**Your objective**
Transcribe every line, keeping it exact.

**Data provided**
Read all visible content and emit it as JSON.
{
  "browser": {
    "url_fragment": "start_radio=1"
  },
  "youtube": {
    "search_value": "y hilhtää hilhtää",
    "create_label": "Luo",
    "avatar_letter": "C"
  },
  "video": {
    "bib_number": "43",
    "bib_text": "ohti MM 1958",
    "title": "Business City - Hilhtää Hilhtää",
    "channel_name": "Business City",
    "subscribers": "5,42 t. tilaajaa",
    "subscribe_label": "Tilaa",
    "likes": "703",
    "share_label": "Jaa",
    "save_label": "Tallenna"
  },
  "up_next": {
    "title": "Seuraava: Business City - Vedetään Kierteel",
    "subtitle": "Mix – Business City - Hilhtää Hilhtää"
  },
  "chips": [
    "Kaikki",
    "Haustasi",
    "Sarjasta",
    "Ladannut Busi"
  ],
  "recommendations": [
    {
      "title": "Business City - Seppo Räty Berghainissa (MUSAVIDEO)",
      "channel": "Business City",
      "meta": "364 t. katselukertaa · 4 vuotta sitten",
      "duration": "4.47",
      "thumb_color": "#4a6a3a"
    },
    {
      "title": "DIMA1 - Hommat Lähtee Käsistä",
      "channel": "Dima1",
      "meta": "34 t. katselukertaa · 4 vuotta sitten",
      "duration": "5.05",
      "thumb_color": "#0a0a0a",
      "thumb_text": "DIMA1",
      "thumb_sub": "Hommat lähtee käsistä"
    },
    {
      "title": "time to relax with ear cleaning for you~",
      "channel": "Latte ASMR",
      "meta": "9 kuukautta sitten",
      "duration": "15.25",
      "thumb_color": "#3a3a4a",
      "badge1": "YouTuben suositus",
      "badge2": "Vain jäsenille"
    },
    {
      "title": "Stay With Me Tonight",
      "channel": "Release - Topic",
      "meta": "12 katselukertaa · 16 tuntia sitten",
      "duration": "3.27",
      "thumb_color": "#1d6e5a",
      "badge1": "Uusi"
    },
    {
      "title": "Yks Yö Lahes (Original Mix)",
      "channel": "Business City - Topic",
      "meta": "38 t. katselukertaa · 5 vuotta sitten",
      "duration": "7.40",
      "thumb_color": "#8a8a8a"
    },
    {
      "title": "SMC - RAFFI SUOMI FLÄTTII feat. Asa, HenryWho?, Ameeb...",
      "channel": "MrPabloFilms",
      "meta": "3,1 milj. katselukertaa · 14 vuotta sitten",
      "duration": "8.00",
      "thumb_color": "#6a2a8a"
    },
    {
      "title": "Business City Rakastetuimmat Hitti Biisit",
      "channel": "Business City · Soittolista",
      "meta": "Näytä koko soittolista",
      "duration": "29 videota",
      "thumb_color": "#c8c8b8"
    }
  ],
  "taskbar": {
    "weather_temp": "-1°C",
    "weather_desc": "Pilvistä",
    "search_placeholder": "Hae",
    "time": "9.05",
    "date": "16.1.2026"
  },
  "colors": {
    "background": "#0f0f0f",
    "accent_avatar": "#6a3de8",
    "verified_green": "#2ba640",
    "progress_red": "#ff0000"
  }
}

**Written answer**
Read all visible content and emit it as JSON.
{
  "browser": {
    "url_fragment": "start_radio=1"
  },
  "youtube": {
    "search_value": "y hilhtää hilhtää",
    "create_label": "Luo",
    "avatar_letter": "C"
  },
  "video": {
    "bib_number": "43",
    "bib_text": "ohti MM 1958",
    "title": "Business City - Hilhtää Hilhtää",
    "channel_name": "Business City",
    "subscribers": "5,42 t. tilaajaa",
    "subscribe_label": "Tilaa",
    "likes": "703",
    "share_label": "Jaa",
    "save_label": "Tallenna"
  },
  "up_next": {
    "title": "Seuraava: Business City - Vedetään Kierteel",
    "subtitle": "Mix – Business City - Hilhtää Hilhtää"
  },
  "chips": [
    "Kaikki",
    "Haustasi",
    "Sarjasta",
    "Ladannut Busi"
  ],
  "recommendations": [
    {
      "title": "Business City - Seppo Räty Berghainissa (MUSAVIDEO)",
      "channel": "Business City",
      "meta": "364 t. katselukertaa · 4 vuotta sitten",
      "duration": "4.47",
      "thumb_color": "#4a6a3a"
    },
    {
      "title": "DIMA1 - Hommat Lähtee Käsistä",
      "channel": "Dima1",
      "meta": "34 t. katselukertaa · 4 vuotta sitten",
      "duration": "5.05",
      "thumb_color": "#0a0a0a",
      "thumb_text": "DIMA1",
      "thumb_sub": "Hommat lähtee käsistä"
    },
    {
      "title": "time to relax with ear cleaning for you~",
      "channel": "Latte ASMR",
      "meta": "9 kuukautta sitten",
      "duration": "15.25",
      "thumb_color": "#3a3a4a",
      "badge1": "YouTuben suositus",
      "badge2": "Vain jäsenille"
    },
    {
      "title": "Stay With Me Tonight",
      "channel": "Release - Topic",
      "meta": "12 katselukertaa · 16 tuntia sitten",
      "duration": "3.27",
      "thumb_color": "#1d6e5a",
      "badge1": "Uusi"
    },
    {
      "title": "Yks Yö Lahes (Original Mix)",
      "channel": "Business City - Topic",
      "meta": "38 t. katselukertaa · 5 vuotta sitten",
      "duration": "7.40",
      "thumb_color": "#8a8a8a"
    },
    {
      "title": "SMC - RAFFI SUOMI FLÄTTII feat. Asa, HenryWho?, Ameeb...",
      "channel": "MrPabloFilms",
      "meta": "3,1 milj. katselukertaa · 14 vuotta sitten",
      "duration": "8.00",
      "thumb_color": "#6a2a8a"
    },
    {
      "title": "Business City Rakastetuimmat Hitti Biisit",
      "channel": "Business City · Soittolista",
      "meta": "Näytä koko soittolista",
      "duration": "29 videota",
      "thumb_color": "#c8c8b8"
    }
  ],
  "taskbar": {
    "weather_temp": "-1°C",
    "weather_desc": "Pilvistä",
    "search_placeholder": "Hae",
    "time": "9.05",
    "date": "16.1.2026"
  },
  "colors": {
    "background": "#0f0f0f",
    "accent_avatar": "#6a3de8",
    "verified_green": "#2ba640",
    "progress_red": "#ff0000"
  }
}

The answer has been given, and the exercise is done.